→ **AVAILABLE RECORDS**

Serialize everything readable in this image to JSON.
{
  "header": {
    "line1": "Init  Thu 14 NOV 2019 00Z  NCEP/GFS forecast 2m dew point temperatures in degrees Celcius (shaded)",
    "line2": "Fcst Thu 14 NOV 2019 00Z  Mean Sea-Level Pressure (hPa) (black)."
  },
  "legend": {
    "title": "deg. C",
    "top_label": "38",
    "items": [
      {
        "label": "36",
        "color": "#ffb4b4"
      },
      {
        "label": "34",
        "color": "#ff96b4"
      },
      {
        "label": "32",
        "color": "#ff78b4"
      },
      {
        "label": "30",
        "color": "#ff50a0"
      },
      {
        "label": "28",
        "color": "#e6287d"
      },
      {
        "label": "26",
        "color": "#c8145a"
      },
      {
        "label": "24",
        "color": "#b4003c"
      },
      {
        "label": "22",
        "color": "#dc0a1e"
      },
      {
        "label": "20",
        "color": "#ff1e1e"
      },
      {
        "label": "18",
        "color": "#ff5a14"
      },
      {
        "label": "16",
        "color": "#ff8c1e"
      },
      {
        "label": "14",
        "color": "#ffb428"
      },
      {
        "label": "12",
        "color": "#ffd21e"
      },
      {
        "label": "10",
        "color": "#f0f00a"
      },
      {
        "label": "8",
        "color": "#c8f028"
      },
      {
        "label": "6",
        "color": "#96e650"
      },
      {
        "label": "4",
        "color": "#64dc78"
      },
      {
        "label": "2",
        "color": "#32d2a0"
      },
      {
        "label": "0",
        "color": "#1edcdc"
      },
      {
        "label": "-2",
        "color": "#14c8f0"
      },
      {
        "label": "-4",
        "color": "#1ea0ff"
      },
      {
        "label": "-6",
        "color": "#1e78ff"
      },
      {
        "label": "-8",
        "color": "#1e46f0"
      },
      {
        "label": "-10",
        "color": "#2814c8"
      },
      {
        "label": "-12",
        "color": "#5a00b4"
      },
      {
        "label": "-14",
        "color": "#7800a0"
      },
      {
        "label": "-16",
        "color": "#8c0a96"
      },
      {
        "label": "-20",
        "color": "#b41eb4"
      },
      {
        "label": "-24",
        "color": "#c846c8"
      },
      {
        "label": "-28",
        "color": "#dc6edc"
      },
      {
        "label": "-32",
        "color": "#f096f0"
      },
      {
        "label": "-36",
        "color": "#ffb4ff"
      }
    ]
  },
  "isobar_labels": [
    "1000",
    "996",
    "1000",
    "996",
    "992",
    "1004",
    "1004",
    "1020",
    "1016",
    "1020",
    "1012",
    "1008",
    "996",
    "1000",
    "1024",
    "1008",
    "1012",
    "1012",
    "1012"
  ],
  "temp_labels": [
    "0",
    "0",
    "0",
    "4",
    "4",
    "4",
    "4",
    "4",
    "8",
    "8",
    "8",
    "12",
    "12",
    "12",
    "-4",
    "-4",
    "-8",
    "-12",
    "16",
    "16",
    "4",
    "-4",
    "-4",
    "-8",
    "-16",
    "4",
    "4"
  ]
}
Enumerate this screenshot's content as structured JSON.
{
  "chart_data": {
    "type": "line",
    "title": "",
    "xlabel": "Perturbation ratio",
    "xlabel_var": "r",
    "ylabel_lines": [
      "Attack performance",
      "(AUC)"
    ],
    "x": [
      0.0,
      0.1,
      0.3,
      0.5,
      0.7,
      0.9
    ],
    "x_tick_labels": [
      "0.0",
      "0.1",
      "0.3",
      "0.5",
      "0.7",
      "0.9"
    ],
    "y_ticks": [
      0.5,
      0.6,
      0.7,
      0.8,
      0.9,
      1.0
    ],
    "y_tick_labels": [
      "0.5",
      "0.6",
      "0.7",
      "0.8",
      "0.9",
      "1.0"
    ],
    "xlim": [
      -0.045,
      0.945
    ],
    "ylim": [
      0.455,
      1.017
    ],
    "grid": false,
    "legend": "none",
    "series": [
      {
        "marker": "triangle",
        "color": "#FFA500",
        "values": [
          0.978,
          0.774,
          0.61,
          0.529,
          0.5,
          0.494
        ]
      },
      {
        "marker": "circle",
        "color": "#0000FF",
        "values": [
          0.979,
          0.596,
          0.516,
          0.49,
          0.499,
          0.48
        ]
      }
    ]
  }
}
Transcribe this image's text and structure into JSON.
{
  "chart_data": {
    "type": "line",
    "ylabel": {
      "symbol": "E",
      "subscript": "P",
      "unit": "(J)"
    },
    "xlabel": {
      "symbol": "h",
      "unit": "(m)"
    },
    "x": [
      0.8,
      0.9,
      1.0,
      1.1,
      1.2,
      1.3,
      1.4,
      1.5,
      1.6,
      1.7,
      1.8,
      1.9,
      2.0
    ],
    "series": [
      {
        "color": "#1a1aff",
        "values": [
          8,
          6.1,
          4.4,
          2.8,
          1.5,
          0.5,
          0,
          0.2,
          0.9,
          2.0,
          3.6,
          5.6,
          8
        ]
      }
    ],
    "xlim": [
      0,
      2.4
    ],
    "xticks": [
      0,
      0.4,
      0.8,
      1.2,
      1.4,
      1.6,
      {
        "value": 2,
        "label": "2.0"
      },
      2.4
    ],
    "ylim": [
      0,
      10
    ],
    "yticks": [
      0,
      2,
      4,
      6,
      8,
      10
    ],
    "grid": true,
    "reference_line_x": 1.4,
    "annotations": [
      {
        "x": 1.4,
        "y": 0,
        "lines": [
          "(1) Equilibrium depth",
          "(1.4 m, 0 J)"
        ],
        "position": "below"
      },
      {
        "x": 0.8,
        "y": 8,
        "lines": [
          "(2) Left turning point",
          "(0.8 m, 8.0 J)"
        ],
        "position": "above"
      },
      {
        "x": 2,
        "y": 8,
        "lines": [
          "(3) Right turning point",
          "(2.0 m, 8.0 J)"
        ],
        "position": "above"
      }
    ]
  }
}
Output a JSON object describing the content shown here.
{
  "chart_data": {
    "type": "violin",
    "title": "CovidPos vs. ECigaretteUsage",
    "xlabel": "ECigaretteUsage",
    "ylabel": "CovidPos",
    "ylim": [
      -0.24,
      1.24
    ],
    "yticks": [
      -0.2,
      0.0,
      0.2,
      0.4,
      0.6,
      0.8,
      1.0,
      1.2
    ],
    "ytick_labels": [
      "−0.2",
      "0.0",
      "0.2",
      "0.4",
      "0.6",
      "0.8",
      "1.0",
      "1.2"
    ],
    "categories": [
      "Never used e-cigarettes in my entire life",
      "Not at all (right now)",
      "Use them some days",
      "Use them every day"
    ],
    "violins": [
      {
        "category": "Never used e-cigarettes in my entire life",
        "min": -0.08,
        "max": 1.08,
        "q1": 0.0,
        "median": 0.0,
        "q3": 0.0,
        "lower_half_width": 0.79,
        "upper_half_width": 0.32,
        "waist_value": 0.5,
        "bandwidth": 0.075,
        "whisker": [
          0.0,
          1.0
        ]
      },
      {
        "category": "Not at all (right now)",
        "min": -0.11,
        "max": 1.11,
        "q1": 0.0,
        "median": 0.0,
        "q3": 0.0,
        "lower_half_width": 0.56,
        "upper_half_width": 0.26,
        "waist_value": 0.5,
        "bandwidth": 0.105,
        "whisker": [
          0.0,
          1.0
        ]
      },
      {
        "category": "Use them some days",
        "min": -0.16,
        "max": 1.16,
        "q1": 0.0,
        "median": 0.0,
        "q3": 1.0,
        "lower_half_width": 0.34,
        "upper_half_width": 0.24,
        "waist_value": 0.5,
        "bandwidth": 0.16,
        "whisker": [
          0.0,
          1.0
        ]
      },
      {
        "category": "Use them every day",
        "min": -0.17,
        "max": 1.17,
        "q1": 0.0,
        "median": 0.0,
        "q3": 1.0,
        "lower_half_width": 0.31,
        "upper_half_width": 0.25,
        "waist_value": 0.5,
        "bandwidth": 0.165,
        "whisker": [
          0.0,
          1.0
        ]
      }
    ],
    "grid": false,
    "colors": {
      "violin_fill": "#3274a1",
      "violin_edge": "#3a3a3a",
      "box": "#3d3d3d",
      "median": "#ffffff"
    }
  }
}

→ **REQUIRED WORK**
In the listing above, how many lines include the word "days"? Answer with the number and nothing more.

→ **ANSWER**
2